Return all lines with the word "below" in them.

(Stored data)
----------------

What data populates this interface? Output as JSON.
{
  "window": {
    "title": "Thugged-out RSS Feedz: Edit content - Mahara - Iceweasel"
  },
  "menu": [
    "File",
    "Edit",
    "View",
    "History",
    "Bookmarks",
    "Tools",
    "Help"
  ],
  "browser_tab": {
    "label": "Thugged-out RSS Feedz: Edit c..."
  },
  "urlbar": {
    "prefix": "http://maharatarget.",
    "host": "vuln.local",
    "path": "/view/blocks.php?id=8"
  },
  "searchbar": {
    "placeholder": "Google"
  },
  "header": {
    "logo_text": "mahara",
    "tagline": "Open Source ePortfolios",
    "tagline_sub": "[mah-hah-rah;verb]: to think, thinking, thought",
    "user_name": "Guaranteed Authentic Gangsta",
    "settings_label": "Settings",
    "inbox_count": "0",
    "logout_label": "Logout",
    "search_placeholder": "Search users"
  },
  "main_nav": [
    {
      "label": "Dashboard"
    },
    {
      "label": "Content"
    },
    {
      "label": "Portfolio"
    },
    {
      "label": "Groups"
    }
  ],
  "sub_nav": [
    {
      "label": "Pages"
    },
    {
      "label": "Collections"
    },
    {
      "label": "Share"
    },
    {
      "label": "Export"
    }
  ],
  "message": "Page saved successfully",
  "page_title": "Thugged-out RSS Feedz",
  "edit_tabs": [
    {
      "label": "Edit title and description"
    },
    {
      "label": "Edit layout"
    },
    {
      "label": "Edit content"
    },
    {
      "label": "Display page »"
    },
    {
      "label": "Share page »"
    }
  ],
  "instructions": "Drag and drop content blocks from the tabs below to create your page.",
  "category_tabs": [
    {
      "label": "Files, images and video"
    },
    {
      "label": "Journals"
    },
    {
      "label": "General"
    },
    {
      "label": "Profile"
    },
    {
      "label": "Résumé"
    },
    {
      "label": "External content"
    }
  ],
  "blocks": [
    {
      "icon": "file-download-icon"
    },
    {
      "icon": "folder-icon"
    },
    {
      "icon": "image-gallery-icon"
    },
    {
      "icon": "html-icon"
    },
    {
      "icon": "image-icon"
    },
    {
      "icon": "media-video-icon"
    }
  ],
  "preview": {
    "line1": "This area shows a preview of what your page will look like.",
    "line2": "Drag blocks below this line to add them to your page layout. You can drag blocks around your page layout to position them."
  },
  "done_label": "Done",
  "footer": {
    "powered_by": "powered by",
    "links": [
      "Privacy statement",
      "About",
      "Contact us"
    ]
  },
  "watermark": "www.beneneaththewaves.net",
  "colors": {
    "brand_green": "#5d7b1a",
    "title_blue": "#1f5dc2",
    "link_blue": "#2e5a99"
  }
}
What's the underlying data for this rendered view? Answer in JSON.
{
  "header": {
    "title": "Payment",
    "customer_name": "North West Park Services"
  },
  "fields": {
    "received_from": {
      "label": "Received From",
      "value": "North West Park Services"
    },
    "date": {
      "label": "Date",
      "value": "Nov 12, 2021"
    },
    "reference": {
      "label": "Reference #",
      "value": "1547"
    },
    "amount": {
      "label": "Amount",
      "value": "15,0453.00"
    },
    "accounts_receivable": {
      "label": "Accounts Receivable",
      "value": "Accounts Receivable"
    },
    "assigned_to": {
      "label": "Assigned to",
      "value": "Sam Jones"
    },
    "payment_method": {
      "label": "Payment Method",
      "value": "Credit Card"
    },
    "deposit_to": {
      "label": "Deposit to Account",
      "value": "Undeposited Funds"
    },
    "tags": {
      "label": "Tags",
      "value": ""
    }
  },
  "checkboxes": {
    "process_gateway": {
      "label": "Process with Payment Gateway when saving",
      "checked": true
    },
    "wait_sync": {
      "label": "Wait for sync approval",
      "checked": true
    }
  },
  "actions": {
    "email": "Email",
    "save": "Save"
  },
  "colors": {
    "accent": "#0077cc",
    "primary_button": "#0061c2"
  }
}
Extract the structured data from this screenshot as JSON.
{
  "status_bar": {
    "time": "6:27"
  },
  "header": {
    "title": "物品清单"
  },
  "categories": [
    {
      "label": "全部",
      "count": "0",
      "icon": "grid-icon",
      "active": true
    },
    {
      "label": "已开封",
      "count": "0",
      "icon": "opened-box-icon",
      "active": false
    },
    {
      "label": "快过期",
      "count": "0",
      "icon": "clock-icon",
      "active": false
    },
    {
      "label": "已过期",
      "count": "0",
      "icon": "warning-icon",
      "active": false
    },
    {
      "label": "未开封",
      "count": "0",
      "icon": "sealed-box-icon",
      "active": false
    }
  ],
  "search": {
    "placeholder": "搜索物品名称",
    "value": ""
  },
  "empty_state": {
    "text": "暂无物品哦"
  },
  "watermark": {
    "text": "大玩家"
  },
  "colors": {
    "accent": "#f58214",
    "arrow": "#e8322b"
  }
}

----------------

> EXERCISE SOLUTION:
  "instructions": "Drag and drop content blocks from the tabs below to create your page.",
    "line2": "Drag blocks below this line to add them to your page layout. You can drag blocks around your page layout to position them."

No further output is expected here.